Every entry must be echoed exactly.
:::
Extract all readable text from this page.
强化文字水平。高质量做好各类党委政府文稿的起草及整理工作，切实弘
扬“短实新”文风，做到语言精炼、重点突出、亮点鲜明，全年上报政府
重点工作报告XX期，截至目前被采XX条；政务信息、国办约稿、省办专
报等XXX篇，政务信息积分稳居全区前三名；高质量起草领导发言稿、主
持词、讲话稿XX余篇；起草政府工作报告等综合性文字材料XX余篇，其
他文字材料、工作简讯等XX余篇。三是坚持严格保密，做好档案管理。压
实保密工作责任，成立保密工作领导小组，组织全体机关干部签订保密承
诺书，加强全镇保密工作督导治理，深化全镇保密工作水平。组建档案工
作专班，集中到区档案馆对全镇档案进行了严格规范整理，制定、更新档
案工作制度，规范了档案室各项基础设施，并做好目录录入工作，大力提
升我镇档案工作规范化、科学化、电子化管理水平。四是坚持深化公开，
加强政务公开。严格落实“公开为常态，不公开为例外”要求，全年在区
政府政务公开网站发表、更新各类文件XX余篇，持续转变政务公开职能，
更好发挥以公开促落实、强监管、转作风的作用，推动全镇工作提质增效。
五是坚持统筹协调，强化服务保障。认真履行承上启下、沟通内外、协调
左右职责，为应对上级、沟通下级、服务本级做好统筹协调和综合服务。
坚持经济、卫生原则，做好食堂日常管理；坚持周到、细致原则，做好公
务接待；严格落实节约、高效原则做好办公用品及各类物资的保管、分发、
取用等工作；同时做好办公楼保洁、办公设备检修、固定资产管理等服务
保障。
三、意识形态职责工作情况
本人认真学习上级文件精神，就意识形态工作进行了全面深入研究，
:::
__Correct result__
Extract all readable text from this page.
强化文字水平。高质量做好各类党委政府文稿的起草及整理工作，切实弘
扬“短实新”文风，做到语言精炼、重点突出、亮点鲜明，全年上报政府
重点工作报告XX期，截至目前被采XX条；政务信息、国办约稿、省办专
报等XXX篇，政务信息积分稳居全区前三名；高质量起草领导发言稿、主
持词、讲话稿XX余篇；起草政府工作报告等综合性文字材料XX余篇，其
他文字材料、工作简讯等XX余篇。三是坚持严格保密，做好档案管理。压
实保密工作责任，成立保密工作领导小组，组织全体机关干部签订保密承
诺书，加强全镇保密工作督导治理，深化全镇保密工作水平。组建档案工
作专班，集中到区档案馆对全镇档案进行了严格规范整理，制定、更新档
案工作制度，规范了档案室各项基础设施，并做好目录录入工作，大力提
升我镇档案工作规范化、科学化、电子化管理水平。四是坚持深化公开，
加强政务公开。严格落实“公开为常态，不公开为例外”要求，全年在区
政府政务公开网站发表、更新各类文件XX余篇，持续转变政务公开职能，
更好发挥以公开促落实、强监管、转作风的作用，推动全镇工作提质增效。
五是坚持统筹协调，强化服务保障。认真履行承上启下、沟通内外、协调
左右职责，为应对上级、沟通下级、服务本级做好统筹协调和综合服务。
坚持经济、卫生原则，做好食堂日常管理；坚持周到、细致原则，做好公
务接待；严格落实节约、高效原则做好办公用品及各类物资的保管、分发、
取用等工作；同时做好办公楼保洁、办公设备检修、固定资产管理等服务
保障。
三、意识形态职责工作情况
本人认真学习上级文件精神，就意识形态工作进行了全面深入研究，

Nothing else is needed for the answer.